**Data supplied:**
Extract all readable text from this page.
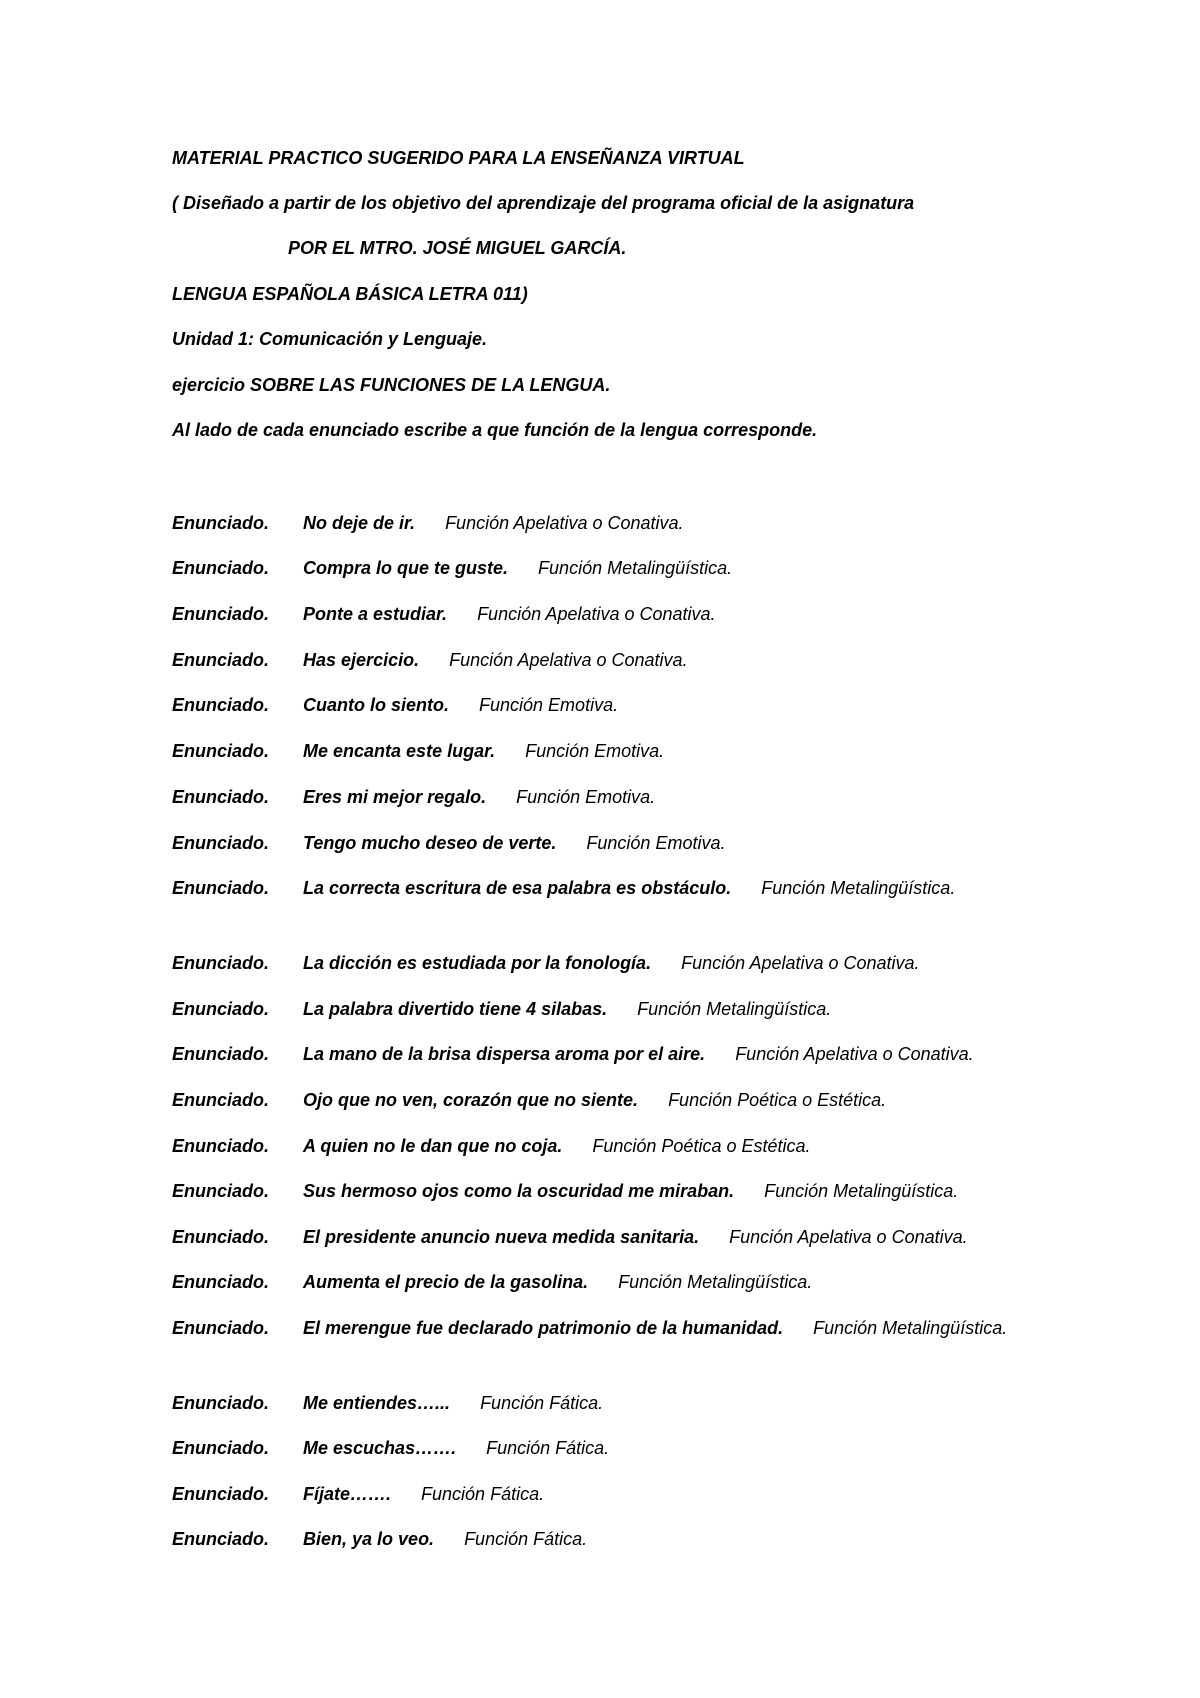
MATERIAL PRACTICO SUGERIDO PARA LA ENSEÑANZA VIRTUAL
( Diseñado a partir de los objetivo del aprendizaje del programa oficial de la asignatura
POR EL MTRO. JOSÉ MIGUEL GARCÍA.
LENGUA ESPAÑOLA BÁSICA LETRA 011)
Unidad 1: Comunicación y Lenguaje.
ejercicio SOBRE LAS FUNCIONES DE LA LENGUA.
Al lado de cada enunciado escribe a que función de la lengua corresponde.
Enunciado. No deje de ir. Función Apelativa o Conativa.
Enunciado. Compra lo que te guste. Función Metalingüística.
Enunciado. Ponte a estudiar. Función Apelativa o Conativa.
Enunciado. Has ejercicio. Función Apelativa o Conativa.
Enunciado. Cuanto lo siento. Función Emotiva.
Enunciado. Me encanta este lugar. Función Emotiva.
Enunciado. Eres mi mejor regalo. Función Emotiva.
Enunciado. Tengo mucho deseo de verte. Función Emotiva.
Enunciado. La correcta escritura de esa palabra es obstáculo. Función Metalingüística.
Enunciado. La dicción es estudiada por la fonología. Función Apelativa o Conativa.
Enunciado. La palabra divertido tiene 4 silabas. Función Metalingüística.
Enunciado. La mano de la brisa dispersa aroma por el aire. Función Apelativa o Conativa.
Enunciado. Ojo que no ven, corazón que no siente. Función Poética o Estética.
Enunciado. A quien no le dan que no coja. Función Poética o Estética.
Enunciado. Sus hermoso ojos como la oscuridad me miraban. Función Metalingüística.
Enunciado. El presidente anuncio nueva medida sanitaria. Función Apelativa o Conativa.
Enunciado. Aumenta el precio de la gasolina. Función Metalingüística.
Enunciado. El merengue fue declarado patrimonio de la humanidad. Función Metalingüística.
Enunciado. Me entiendes…... Función Fática.
Enunciado. Me escuchas……. Función Fática.
Enunciado. Fíjate……. Función Fática.
Enunciado. Bien, ya lo veo. Función Fática.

**Aim of the task:** Leave the images out and output the remaining material exactly as it stands.

**Complete output:**
Extract all readable text from this page.
MATERIAL PRACTICO SUGERIDO PARA LA ENSEÑANZA VIRTUAL
( Diseñado a partir de los objetivo del aprendizaje del programa oficial de la asignatura
POR EL MTRO. JOSÉ MIGUEL GARCÍA.
LENGUA ESPAÑOLA BÁSICA LETRA 011)
Unidad 1: Comunicación y Lenguaje.
ejercicio SOBRE LAS FUNCIONES DE LA LENGUA.
Al lado de cada enunciado escribe a que función de la lengua corresponde.
Enunciado. No deje de ir. Función Apelativa o Conativa.
Enunciado. Compra lo que te guste. Función Metalingüística.
Enunciado. Ponte a estudiar. Función Apelativa o Conativa.
Enunciado. Has ejercicio. Función Apelativa o Conativa.
Enunciado. Cuanto lo siento. Función Emotiva.
Enunciado. Me encanta este lugar. Función Emotiva.
Enunciado. Eres mi mejor regalo. Función Emotiva.
Enunciado. Tengo mucho deseo de verte. Función Emotiva.
Enunciado. La correcta escritura de esa palabra es obstáculo. Función Metalingüística.
Enunciado. La dicción es estudiada por la fonología. Función Apelativa o Conativa.
Enunciado. La palabra divertido tiene 4 silabas. Función Metalingüística.
Enunciado. La mano de la brisa dispersa aroma por el aire. Función Apelativa o Conativa.
Enunciado. Ojo que no ven, corazón que no siente. Función Poética o Estética.
Enunciado. A quien no le dan que no coja. Función Poética o Estética.
Enunciado. Sus hermoso ojos como la oscuridad me miraban. Función Metalingüística.
Enunciado. El presidente anuncio nueva medida sanitaria. Función Apelativa o Conativa.
Enunciado. Aumenta el precio de la gasolina. Función Metalingüística.
Enunciado. El merengue fue declarado patrimonio de la humanidad. Función Metalingüística.
Enunciado. Me entiendes…... Función Fática.
Enunciado. Me escuchas……. Función Fática.
Enunciado. Fíjate……. Función Fática.
Enunciado. Bien, ya lo veo. Función Fática.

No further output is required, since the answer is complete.